» Given problem A
Edit the entries from their first line through the line with "split-divider xyxy=(380,272,381,294)": swap "Change Picture" for "Replace Picture" and return only those lines, otherwise unchanged.
» Given problem B
Carry on the text about container infrastructure and DevOps, starting after its final sentence.

start Text block

That was the easy one. We have a ton of experience protecting important central systems.
The more difficult ones all revolve around your physical infrastructure and where it meets your virtual container infrastructure. Look at all the boxes in your data center and the services they provide, then map out how those services integrate with your containers. Once you’ve mapped them, work the mappings into your DevOps projects. Load balancing and storage provisioning are two areas in which what a traditional DC does is duplicated inside the container environment, and where that processing is to occur should be a conscious choice about what is best for the application, not a decision based on what is easiest/in front of you.
It is an (arguably) bigger issue with storage. Just because the container can grow or shrink its internal storage does not make it the right place to position a fair selection of your data. Think about what will be needed in the future—with or without the application that this container or container set represents—and make a conscious choice about what is ephemeral data that can go away should an instance die versus what is needed long-term. Work those choices into DevOps processes. It can be a pain to access persistent data that is remote to a container, so make the painful parts automated via your DevOps processes.

end Text block
start Information shown

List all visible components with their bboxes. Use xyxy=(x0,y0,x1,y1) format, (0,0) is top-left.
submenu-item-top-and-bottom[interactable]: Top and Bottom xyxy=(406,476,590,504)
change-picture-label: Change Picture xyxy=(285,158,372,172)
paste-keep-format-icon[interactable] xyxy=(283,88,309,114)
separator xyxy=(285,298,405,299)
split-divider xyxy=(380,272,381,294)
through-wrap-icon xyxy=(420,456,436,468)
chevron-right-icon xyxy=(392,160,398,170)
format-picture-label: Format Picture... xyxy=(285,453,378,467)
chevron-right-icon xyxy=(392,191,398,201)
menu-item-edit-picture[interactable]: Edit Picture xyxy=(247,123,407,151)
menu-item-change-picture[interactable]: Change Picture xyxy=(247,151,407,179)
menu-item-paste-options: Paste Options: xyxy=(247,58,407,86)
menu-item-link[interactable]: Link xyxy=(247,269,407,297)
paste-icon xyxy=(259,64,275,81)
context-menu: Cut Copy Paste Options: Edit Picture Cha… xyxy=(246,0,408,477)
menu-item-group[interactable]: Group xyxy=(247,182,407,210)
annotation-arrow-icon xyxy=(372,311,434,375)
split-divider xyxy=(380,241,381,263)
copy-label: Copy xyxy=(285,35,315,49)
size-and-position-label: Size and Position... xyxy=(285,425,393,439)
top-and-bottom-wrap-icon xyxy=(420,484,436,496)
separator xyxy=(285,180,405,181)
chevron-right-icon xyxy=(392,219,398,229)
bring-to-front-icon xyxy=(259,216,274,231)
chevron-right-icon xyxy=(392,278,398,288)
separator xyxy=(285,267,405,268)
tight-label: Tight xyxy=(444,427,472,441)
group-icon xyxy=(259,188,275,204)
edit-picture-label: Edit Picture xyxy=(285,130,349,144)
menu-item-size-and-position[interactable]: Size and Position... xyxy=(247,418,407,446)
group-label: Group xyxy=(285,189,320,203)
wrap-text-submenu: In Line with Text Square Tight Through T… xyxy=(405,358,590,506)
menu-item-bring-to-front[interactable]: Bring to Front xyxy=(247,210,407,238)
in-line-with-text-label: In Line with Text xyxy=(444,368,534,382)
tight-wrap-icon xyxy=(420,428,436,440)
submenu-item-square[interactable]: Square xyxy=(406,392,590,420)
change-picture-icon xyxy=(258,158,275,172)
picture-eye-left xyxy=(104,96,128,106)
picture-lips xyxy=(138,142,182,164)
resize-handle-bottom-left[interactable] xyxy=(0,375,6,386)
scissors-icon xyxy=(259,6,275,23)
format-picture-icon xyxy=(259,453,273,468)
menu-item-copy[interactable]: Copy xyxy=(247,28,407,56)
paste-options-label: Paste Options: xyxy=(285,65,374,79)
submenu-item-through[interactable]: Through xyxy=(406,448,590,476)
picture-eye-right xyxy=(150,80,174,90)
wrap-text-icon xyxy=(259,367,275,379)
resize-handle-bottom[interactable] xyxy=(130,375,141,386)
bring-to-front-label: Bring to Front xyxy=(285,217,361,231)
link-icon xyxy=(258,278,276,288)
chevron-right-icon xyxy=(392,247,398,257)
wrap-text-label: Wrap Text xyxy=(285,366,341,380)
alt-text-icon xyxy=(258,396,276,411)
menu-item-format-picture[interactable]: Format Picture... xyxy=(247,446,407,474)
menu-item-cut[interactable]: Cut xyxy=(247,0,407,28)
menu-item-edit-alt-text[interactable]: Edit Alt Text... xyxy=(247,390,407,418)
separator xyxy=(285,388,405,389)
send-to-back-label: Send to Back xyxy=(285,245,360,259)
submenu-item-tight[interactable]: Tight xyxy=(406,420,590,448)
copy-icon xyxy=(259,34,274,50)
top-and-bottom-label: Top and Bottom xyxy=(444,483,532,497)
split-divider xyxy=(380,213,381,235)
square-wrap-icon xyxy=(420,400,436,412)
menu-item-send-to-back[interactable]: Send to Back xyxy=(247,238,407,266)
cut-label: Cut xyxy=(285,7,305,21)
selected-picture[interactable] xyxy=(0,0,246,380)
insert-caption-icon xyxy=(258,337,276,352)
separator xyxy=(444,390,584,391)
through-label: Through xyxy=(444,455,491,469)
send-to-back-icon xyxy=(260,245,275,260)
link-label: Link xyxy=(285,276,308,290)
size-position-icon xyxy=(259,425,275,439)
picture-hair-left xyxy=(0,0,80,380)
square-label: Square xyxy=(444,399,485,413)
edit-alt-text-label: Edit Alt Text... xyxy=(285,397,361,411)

end Information shown

» Reply A
List all visible components with their bboxes. Use xyxy=(x0,y0,x1,y1) format, (0,0) is top-left.
submenu-item-top-and-bottom[interactable]: Top and Bottom xyxy=(406,476,590,504)
change-picture-label: Replace Picture xyxy=(285,158,372,172)
paste-keep-format-icon[interactable] xyxy=(283,88,309,114)
separator xyxy=(285,298,405,299)
split-divider xyxy=(380,272,381,294)

» Reply B
Both of these problems are compounded in most (but not all) cloud environments. Too much cloud functionality is designed to lock users in. While that has been a standard practice in IT for decades, the problem with containers is that they are inherently portable. Build them to be so. Yes, lock-in functionality always brings benefits, but mobility lets a team choose where best to deploy a container system with each inflection point (purposely being vague here—a highly agile/DevOps shop could have daily inflection points, while a single team just piloting containers in their DevOps environment may only have them on occasion when something large changes with the system). Should something change at a preferred cloud vendor that makes them no longer preferred, the fewer modifications required to move to another platform the better. So building default container/container management into the DevOps toolchain is preferred to building in vendor-specific options when a choice is available. Storage is an easy one to point at and say “choice might not be available.” Allocating disk is not very portable between platforms, but if that’s one of only a handful of things that must change, portability is still an option.
In short, containers are coming, and they’re coming fast. Build them into your DevOps toolchain as portable solutions that automate the worst of the speed bumps. Make conscious choices about where infrastructure-based functionality should reside, and implement based upon those choices.
And keep rocking it. If moving from any other environment (with the arguable exception of cloud), containers will be faster to spin up and to spin down. Just address the issues before they hit you, and all will be well.